#### Problem
Repeat each record below exactly, dropping the pictures.

#### Extracts from a graphics dataset

>> START

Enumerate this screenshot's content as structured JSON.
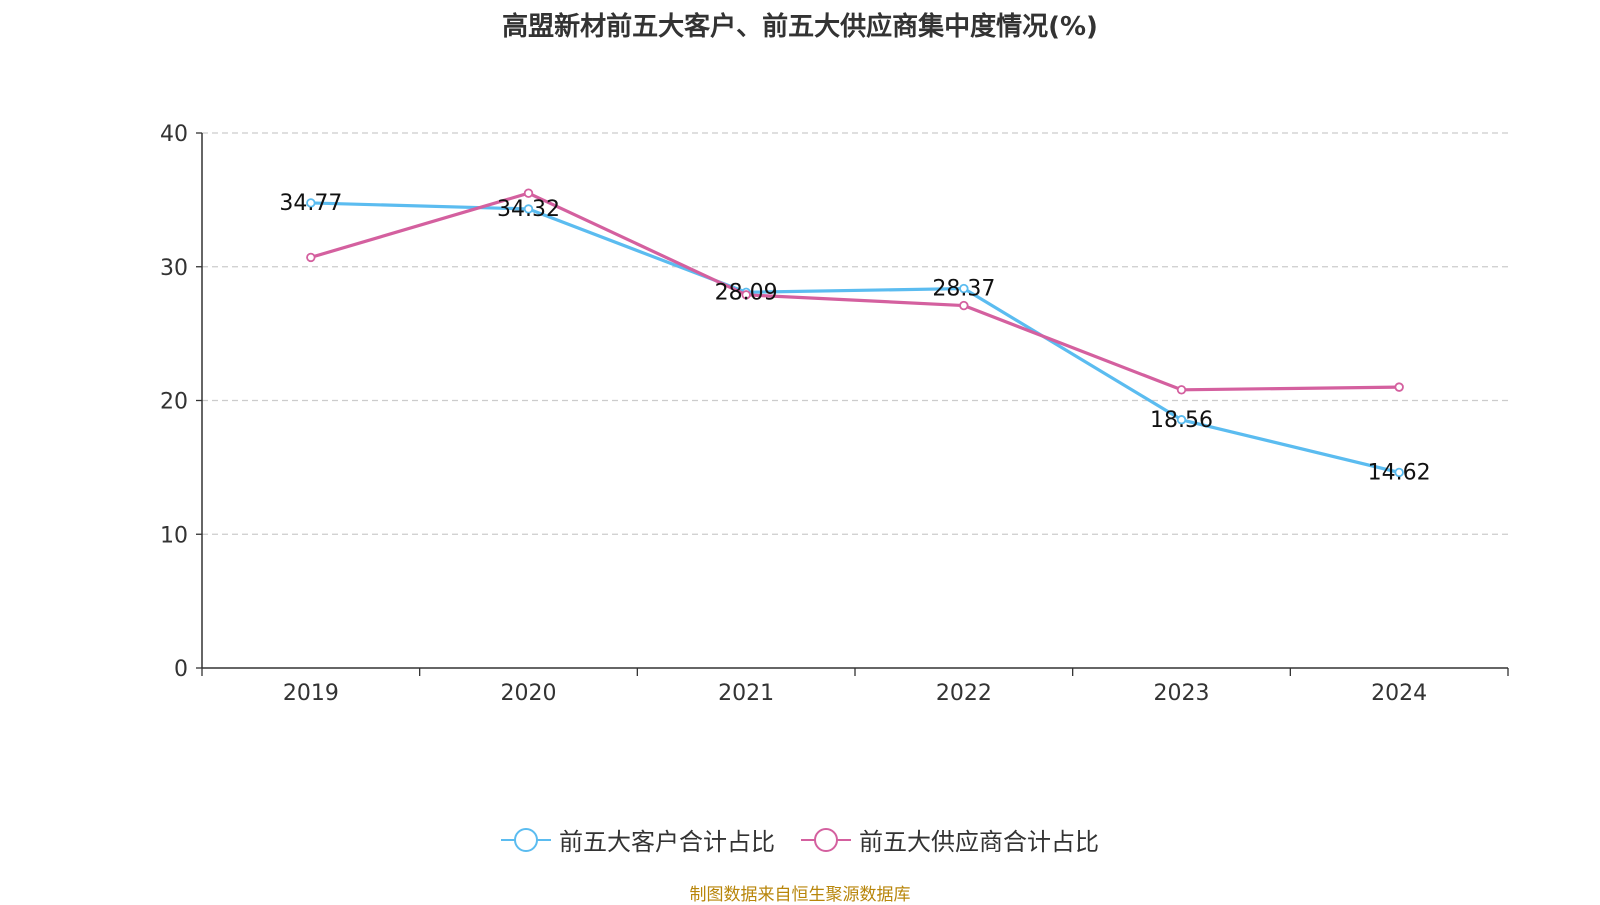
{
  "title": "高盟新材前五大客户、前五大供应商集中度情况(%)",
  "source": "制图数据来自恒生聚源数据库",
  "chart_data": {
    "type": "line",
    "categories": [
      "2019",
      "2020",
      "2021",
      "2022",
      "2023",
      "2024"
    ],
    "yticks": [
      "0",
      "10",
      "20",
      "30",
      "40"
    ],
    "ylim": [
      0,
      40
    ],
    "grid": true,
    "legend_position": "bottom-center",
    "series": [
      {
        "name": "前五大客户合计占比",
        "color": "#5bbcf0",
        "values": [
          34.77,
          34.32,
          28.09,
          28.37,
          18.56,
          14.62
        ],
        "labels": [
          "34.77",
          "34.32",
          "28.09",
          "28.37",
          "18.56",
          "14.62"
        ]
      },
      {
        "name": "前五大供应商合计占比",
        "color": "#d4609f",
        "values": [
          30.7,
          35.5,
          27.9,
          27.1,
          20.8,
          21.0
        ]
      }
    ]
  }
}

>> END

#### Completed exercise
Enumerate this screenshot's content as structured JSON.
{
  "title": "高盟新材前五大客户、前五大供应商集中度情况(%)",
  "source": "制图数据来自恒生聚源数据库",
  "chart_data": {
    "type": "line",
    "categories": [
      "2019",
      "2020",
      "2021",
      "2022",
      "2023",
      "2024"
    ],
    "yticks": [
      "0",
      "10",
      "20",
      "30",
      "40"
    ],
    "ylim": [
      0,
      40
    ],
    "grid": true,
    "legend_position": "bottom-center",
    "series": [
      {
        "name": "前五大客户合计占比",
        "color": "#5bbcf0",
        "values": [
          34.77,
          34.32,
          28.09,
          28.37,
          18.56,
          14.62
        ],
        "labels": [
          "34.77",
          "34.32",
          "28.09",
          "28.37",
          "18.56",
          "14.62"
        ]
      },
      {
        "name": "前五大供应商合计占比",
        "color": "#d4609f",
        "values": [
          30.7,
          35.5,
          27.9,
          27.1,
          20.8,
          21.0
        ]
      }
    ]
  }
}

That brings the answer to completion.